§ **YOUR OBJECTIVE**
Your task is to copy every record exactly.

START DATA ENTRIES

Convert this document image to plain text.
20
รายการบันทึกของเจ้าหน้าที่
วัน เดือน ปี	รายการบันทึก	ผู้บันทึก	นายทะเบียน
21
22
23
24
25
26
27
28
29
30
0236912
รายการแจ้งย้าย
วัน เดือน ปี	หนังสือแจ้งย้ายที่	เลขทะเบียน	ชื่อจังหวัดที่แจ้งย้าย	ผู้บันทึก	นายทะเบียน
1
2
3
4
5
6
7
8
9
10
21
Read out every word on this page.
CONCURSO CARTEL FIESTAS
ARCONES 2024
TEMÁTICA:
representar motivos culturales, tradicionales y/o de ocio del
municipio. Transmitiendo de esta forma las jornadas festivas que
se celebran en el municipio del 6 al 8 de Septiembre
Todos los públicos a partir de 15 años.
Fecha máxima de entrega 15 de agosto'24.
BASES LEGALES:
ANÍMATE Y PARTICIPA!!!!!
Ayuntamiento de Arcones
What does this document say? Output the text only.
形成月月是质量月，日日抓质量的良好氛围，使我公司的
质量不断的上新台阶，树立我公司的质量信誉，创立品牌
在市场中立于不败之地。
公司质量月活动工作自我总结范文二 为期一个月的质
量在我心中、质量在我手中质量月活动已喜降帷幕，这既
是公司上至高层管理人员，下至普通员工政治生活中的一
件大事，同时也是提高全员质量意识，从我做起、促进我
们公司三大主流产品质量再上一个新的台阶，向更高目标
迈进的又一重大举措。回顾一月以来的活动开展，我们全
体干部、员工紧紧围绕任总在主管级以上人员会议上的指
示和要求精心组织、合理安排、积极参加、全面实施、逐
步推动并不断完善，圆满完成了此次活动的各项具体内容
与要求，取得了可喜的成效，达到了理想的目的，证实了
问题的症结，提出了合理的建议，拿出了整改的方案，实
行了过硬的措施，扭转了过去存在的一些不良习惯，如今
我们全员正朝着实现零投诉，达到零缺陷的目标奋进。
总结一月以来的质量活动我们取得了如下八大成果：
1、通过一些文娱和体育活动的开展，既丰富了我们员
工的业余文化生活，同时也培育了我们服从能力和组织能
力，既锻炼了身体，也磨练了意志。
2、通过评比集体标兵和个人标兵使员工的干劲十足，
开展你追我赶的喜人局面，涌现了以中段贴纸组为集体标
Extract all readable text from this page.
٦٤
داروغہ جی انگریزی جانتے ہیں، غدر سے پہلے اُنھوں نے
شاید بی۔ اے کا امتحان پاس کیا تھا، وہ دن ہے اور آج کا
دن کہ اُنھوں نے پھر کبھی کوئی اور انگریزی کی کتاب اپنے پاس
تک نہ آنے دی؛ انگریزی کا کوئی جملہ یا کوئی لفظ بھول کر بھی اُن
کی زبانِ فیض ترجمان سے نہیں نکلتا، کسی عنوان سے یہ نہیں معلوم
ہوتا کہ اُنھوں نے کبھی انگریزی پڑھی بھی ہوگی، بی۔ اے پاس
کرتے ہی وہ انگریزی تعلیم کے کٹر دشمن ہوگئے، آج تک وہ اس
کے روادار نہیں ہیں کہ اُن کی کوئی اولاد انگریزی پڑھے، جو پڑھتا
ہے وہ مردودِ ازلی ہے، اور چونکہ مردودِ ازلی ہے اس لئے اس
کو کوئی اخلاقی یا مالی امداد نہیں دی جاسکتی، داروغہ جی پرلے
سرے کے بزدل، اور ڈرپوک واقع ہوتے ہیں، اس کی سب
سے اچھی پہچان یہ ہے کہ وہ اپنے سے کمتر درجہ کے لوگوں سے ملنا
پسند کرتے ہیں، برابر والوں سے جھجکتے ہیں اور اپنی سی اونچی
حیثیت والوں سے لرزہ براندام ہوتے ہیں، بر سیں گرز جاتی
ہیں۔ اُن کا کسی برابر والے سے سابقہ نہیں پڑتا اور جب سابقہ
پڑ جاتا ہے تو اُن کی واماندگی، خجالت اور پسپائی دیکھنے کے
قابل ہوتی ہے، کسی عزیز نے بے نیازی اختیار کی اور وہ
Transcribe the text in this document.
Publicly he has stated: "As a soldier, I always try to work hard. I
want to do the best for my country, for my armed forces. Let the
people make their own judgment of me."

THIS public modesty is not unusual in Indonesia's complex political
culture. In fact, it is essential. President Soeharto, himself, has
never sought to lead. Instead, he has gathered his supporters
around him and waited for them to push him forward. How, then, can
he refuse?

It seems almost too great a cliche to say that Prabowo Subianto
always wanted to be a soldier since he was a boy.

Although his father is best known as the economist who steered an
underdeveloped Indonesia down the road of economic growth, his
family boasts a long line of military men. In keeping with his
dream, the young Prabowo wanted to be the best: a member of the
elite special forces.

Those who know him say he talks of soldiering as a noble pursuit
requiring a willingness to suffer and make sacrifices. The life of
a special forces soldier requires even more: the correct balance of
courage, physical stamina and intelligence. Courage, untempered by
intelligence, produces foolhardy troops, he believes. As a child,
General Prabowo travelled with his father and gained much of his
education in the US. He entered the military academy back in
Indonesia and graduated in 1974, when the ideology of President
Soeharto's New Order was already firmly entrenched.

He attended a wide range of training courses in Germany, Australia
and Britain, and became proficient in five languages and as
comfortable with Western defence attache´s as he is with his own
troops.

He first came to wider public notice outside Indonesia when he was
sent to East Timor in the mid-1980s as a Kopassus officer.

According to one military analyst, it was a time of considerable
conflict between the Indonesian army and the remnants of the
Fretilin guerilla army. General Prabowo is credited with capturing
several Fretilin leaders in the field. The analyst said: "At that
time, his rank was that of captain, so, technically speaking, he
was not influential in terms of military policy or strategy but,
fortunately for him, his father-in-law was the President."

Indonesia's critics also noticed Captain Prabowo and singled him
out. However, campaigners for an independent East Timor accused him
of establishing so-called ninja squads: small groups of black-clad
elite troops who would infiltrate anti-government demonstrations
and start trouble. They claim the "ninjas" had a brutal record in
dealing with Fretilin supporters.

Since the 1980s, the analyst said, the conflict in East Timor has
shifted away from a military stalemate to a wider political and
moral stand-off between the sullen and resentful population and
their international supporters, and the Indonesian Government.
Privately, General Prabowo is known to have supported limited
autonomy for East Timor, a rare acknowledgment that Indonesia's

END DATA ENTRIES

§ **WRITTEN ANSWER**
Convert this document image to plain text.
20
รายการบันทึกของเจ้าหน้าที่
วัน เดือน ปี	รายการบันทึก	ผู้บันทึก	นายทะเบียน
21
22
23
24
25
26
27
28
29
30
0236912
รายการแจ้งย้าย
วัน เดือน ปี	หนังสือแจ้งย้ายที่	เลขทะเบียน	ชื่อจังหวัดที่แจ้งย้าย	ผู้บันทึก	นายทะเบียน
1
2
3
4
5
6
7
8
9
10
21
Read out every word on this page.
CONCURSO CARTEL FIESTAS
ARCONES 2024
TEMÁTICA:
representar motivos culturales, tradicionales y/o de ocio del
municipio. Transmitiendo de esta forma las jornadas festivas que
se celebran en el municipio del 6 al 8 de Septiembre
Todos los públicos a partir de 15 años.
Fecha máxima de entrega 15 de agosto'24.
BASES LEGALES:
ANÍMATE Y PARTICIPA!!!!!
Ayuntamiento de Arcones
What does this document say? Output the text only.
形成月月是质量月，日日抓质量的良好氛围，使我公司的
质量不断的上新台阶，树立我公司的质量信誉，创立品牌
在市场中立于不败之地。
公司质量月活动工作自我总结范文二 为期一个月的质
量在我心中、质量在我手中质量月活动已喜降帷幕，这既
是公司上至高层管理人员，下至普通员工政治生活中的一
件大事，同时也是提高全员质量意识，从我做起、促进我
们公司三大主流产品质量再上一个新的台阶，向更高目标
迈进的又一重大举措。回顾一月以来的活动开展，我们全
体干部、员工紧紧围绕任总在主管级以上人员会议上的指
示和要求精心组织、合理安排、积极参加、全面实施、逐
步推动并不断完善，圆满完成了此次活动的各项具体内容
与要求，取得了可喜的成效，达到了理想的目的，证实了
问题的症结，提出了合理的建议，拿出了整改的方案，实
行了过硬的措施，扭转了过去存在的一些不良习惯，如今
我们全员正朝着实现零投诉，达到零缺陷的目标奋进。
总结一月以来的质量活动我们取得了如下八大成果：
1、通过一些文娱和体育活动的开展，既丰富了我们员
工的业余文化生活，同时也培育了我们服从能力和组织能
力，既锻炼了身体，也磨练了意志。
2、通过评比集体标兵和个人标兵使员工的干劲十足，
开展你追我赶的喜人局面，涌现了以中段贴纸组为集体标
Extract all readable text from this page.
٦٤
داروغہ جی انگریزی جانتے ہیں، غدر سے پہلے اُنھوں نے
شاید بی۔ اے کا امتحان پاس کیا تھا، وہ دن ہے اور آج کا
دن کہ اُنھوں نے پھر کبھی کوئی اور انگریزی کی کتاب اپنے پاس
تک نہ آنے دی؛ انگریزی کا کوئی جملہ یا کوئی لفظ بھول کر بھی اُن
کی زبانِ فیض ترجمان سے نہیں نکلتا، کسی عنوان سے یہ نہیں معلوم
ہوتا کہ اُنھوں نے کبھی انگریزی پڑھی بھی ہوگی، بی۔ اے پاس
کرتے ہی وہ انگریزی تعلیم کے کٹر دشمن ہوگئے، آج تک وہ اس
کے روادار نہیں ہیں کہ اُن کی کوئی اولاد انگریزی پڑھے، جو پڑھتا
ہے وہ مردودِ ازلی ہے، اور چونکہ مردودِ ازلی ہے اس لئے اس
کو کوئی اخلاقی یا مالی امداد نہیں دی جاسکتی، داروغہ جی پرلے
سرے کے بزدل، اور ڈرپوک واقع ہوتے ہیں، اس کی سب
سے اچھی پہچان یہ ہے کہ وہ اپنے سے کمتر درجہ کے لوگوں سے ملنا
پسند کرتے ہیں، برابر والوں سے جھجکتے ہیں اور اپنی سی اونچی
حیثیت والوں سے لرزہ براندام ہوتے ہیں، بر سیں گرز جاتی
ہیں۔ اُن کا کسی برابر والے سے سابقہ نہیں پڑتا اور جب سابقہ
پڑ جاتا ہے تو اُن کی واماندگی، خجالت اور پسپائی دیکھنے کے
قابل ہوتی ہے، کسی عزیز نے بے نیازی اختیار کی اور وہ
Transcribe the text in this document.
Publicly he has stated: "As a soldier, I always try to work hard. I
want to do the best for my country, for my armed forces. Let the
people make their own judgment of me."

THIS public modesty is not unusual in Indonesia's complex political
culture. In fact, it is essential. President Soeharto, himself, has
never sought to lead. Instead, he has gathered his supporters
around him and waited for them to push him forward. How, then, can
he refuse?

It seems almost too great a cliche to say that Prabowo Subianto
always wanted to be a soldier since he was a boy.

Although his father is best known as the economist who steered an
underdeveloped Indonesia down the road of economic growth, his
family boasts a long line of military men. In keeping with his
dream, the young Prabowo wanted to be the best: a member of the
elite special forces.

Those who know him say he talks of soldiering as a noble pursuit
requiring a willingness to suffer and make sacrifices. The life of
a special forces soldier requires even more: the correct balance of
courage, physical stamina and intelligence. Courage, untempered by
intelligence, produces foolhardy troops, he believes. As a child,
General Prabowo travelled with his father and gained much of his
education in the US. He entered the military academy back in
Indonesia and graduated in 1974, when the ideology of President
Soeharto's New Order was already firmly entrenched.

He attended a wide range of training courses in Germany, Australia
and Britain, and became proficient in five languages and as
comfortable with Western defence attache´s as he is with his own
troops.

He first came to wider public notice outside Indonesia when he was
sent to East Timor in the mid-1980s as a Kopassus officer.

According to one military analyst, it was a time of considerable
conflict between the Indonesian army and the remnants of the
Fretilin guerilla army. General Prabowo is credited with capturing
several Fretilin leaders in the field. The analyst said: "At that
time, his rank was that of captain, so, technically speaking, he
was not influential in terms of military policy or strategy but,
fortunately for him, his father-in-law was the President."

Indonesia's critics also noticed Captain Prabowo and singled him
out. However, campaigners for an independent East Timor accused him
of establishing so-called ninja squads: small groups of black-clad
elite troops who would infiltrate anti-government demonstrations
and start trouble. They claim the "ninjas" had a brutal record in
dealing with Fretilin supporters.

Since the 1980s, the analyst said, the conflict in East Timor has
shifted away from a military stalemate to a wider political and
moral stand-off between the sullen and resentful population and
their international supporters, and the Indonesian Government.
Privately, General Prabowo is known to have supported limited
autonomy for East Timor, a rare acknowledgment that Indonesia's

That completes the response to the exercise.